Supplied information>
══════════════════════════════

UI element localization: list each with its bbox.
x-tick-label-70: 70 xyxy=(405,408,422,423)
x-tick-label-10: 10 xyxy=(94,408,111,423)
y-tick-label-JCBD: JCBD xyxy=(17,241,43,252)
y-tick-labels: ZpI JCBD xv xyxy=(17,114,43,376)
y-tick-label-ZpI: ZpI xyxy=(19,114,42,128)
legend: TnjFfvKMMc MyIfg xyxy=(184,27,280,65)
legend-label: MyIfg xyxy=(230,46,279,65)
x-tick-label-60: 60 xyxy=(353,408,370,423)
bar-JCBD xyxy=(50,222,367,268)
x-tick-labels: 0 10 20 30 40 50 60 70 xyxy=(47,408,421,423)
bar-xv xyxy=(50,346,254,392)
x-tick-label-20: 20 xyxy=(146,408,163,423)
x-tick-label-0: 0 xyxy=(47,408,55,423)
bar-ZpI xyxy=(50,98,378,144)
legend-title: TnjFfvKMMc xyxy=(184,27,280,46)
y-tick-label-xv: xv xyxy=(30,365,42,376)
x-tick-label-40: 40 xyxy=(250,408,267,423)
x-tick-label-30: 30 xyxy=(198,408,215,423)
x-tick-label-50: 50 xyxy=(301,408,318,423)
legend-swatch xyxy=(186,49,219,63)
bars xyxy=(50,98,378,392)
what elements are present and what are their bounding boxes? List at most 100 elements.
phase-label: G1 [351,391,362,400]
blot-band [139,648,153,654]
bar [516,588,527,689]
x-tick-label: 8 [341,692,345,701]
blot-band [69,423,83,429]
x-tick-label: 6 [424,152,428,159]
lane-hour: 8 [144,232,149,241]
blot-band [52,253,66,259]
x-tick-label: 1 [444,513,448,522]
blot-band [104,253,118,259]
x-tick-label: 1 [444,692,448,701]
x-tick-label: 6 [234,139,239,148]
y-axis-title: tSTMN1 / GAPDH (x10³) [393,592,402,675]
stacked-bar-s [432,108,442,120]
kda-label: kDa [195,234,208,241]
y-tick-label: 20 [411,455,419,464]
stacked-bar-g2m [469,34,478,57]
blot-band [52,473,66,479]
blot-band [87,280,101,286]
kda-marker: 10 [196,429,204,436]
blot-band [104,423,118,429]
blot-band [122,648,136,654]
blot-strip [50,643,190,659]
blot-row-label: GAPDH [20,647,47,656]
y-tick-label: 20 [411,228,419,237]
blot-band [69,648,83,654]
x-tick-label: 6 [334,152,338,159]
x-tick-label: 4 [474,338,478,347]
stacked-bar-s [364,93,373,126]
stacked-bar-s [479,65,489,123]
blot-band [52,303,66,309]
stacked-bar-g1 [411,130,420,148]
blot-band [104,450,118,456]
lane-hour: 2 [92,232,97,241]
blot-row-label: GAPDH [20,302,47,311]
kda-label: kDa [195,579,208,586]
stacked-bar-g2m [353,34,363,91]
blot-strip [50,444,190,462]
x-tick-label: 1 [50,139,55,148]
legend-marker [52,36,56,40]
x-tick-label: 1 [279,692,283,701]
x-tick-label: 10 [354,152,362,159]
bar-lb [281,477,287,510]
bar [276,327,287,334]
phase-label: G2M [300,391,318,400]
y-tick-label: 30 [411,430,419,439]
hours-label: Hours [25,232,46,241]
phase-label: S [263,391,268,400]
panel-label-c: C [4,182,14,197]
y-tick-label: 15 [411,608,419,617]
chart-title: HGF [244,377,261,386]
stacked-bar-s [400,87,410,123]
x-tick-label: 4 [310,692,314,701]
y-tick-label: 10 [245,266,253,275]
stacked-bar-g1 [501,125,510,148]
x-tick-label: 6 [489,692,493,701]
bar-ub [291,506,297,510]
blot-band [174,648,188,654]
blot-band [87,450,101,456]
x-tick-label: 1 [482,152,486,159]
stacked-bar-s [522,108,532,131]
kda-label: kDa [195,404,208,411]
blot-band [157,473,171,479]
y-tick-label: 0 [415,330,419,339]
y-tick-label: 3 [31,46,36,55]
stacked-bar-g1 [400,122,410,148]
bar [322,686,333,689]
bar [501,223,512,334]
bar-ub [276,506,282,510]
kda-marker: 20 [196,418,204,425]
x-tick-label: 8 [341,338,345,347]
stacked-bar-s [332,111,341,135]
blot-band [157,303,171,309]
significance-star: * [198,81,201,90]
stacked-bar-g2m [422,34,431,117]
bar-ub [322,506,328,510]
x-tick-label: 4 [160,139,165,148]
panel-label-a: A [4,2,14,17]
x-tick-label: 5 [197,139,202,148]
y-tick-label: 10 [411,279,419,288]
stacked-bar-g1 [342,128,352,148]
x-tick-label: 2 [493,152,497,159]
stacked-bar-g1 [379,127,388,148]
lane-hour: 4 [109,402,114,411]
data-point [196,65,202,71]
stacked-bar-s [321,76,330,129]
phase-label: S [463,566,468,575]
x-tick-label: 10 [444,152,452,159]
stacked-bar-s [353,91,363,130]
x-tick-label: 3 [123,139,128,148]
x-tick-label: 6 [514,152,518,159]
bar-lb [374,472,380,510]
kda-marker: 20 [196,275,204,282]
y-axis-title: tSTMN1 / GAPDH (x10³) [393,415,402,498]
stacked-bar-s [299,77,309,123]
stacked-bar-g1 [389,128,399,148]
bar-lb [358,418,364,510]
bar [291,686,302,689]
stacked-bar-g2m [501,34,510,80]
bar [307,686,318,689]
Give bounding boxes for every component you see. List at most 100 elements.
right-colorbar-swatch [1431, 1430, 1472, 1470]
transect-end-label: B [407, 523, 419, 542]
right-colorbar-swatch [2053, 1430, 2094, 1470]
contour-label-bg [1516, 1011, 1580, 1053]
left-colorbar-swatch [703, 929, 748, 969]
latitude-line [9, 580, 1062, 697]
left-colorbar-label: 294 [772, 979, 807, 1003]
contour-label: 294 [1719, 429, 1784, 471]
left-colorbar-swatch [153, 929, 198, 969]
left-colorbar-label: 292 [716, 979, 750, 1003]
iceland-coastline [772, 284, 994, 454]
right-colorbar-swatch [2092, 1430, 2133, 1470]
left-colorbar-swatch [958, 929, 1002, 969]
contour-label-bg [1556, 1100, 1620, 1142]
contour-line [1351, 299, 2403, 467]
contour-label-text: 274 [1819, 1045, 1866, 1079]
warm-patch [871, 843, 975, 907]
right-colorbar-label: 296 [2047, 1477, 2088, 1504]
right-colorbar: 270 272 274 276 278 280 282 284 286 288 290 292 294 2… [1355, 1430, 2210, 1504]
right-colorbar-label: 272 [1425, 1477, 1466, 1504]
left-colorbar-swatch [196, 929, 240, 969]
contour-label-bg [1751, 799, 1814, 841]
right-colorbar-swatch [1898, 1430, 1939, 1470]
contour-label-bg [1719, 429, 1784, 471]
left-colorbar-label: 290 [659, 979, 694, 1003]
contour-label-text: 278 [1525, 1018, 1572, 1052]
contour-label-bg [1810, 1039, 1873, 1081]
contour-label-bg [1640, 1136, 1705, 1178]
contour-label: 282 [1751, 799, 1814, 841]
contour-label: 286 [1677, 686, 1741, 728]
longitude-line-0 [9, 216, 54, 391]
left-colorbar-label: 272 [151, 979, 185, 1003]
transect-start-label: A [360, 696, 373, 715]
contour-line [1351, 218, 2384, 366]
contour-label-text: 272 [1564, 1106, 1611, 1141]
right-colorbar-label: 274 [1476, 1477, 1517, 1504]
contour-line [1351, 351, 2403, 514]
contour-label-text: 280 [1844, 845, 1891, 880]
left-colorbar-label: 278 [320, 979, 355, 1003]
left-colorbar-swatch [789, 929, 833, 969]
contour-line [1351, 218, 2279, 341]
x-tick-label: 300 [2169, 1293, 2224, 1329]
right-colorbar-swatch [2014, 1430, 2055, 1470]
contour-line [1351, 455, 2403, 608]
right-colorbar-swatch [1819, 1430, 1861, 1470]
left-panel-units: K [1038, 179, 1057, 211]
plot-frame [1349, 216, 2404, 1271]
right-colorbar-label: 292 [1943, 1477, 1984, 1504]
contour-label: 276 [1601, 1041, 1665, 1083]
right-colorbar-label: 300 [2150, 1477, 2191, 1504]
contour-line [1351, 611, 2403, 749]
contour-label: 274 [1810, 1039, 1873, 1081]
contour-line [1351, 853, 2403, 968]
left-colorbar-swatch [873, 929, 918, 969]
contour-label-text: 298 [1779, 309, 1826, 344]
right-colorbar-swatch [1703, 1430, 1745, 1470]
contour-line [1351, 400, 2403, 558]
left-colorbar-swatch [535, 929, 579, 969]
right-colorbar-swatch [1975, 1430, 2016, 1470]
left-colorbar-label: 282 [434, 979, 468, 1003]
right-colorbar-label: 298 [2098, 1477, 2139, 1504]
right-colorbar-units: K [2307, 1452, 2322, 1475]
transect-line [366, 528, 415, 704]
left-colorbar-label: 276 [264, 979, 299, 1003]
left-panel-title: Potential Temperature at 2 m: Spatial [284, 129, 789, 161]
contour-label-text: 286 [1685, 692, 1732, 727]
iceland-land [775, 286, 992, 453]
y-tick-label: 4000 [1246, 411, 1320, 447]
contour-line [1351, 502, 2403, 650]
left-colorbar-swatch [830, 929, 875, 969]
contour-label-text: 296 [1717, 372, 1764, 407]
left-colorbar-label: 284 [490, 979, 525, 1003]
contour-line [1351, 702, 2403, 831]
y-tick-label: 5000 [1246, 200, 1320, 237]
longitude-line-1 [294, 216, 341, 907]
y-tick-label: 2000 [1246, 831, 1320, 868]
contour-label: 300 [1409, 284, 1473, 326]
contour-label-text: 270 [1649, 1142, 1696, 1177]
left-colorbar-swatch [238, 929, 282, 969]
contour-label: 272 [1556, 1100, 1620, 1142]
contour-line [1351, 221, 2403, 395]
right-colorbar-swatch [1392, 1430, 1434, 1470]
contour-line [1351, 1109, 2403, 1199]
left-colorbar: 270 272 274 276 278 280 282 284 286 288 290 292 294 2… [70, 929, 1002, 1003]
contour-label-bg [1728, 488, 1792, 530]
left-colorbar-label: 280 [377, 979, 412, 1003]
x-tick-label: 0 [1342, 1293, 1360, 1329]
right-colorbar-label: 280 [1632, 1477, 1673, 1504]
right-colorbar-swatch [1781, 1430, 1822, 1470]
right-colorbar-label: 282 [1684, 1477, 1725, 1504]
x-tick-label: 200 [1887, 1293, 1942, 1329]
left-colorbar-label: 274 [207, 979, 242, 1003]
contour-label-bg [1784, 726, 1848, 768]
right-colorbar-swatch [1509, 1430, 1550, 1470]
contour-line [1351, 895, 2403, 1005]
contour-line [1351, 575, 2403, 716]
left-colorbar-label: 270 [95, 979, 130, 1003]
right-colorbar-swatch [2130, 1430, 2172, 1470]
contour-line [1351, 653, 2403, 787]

══════════════════════════════

Short task> Copy the stretch of the data from its first line through the line containing "x-tick-label: 1 [444,692,448,701]", both ends included, without changing anything.

Result for this task>
UI element localization: list each with its bbox.
x-tick-label-70: 70 xyxy=(405,408,422,423)
x-tick-label-10: 10 xyxy=(94,408,111,423)
y-tick-label-JCBD: JCBD xyxy=(17,241,43,252)
y-tick-labels: ZpI JCBD xv xyxy=(17,114,43,376)
y-tick-label-ZpI: ZpI xyxy=(19,114,42,128)
legend: TnjFfvKMMc MyIfg xyxy=(184,27,280,65)
legend-label: MyIfg xyxy=(230,46,279,65)
x-tick-label-60: 60 xyxy=(353,408,370,423)
bar-JCBD xyxy=(50,222,367,268)
x-tick-labels: 0 10 20 30 40 50 60 70 xyxy=(47,408,421,423)
bar-xv xyxy=(50,346,254,392)
x-tick-label-20: 20 xyxy=(146,408,163,423)
x-tick-label-0: 0 xyxy=(47,408,55,423)
bar-ZpI xyxy=(50,98,378,144)
legend-title: TnjFfvKMMc xyxy=(184,27,280,46)
y-tick-label-xv: xv xyxy=(30,365,42,376)
x-tick-label-40: 40 xyxy=(250,408,267,423)
x-tick-label-30: 30 xyxy=(198,408,215,423)
x-tick-label-50: 50 xyxy=(301,408,318,423)
legend-swatch xyxy=(186,49,219,63)
bars xyxy=(50,98,378,392)
what elements are present and what are their bounding boxes? List at most 100 elements.
phase-label: G1 [351,391,362,400]
blot-band [139,648,153,654]
bar [516,588,527,689]
x-tick-label: 8 [341,692,345,701]
blot-band [69,423,83,429]
x-tick-label: 6 [424,152,428,159]
lane-hour: 8 [144,232,149,241]
blot-band [52,253,66,259]
x-tick-label: 1 [444,513,448,522]
blot-band [104,253,118,259]
x-tick-label: 1 [444,692,448,701]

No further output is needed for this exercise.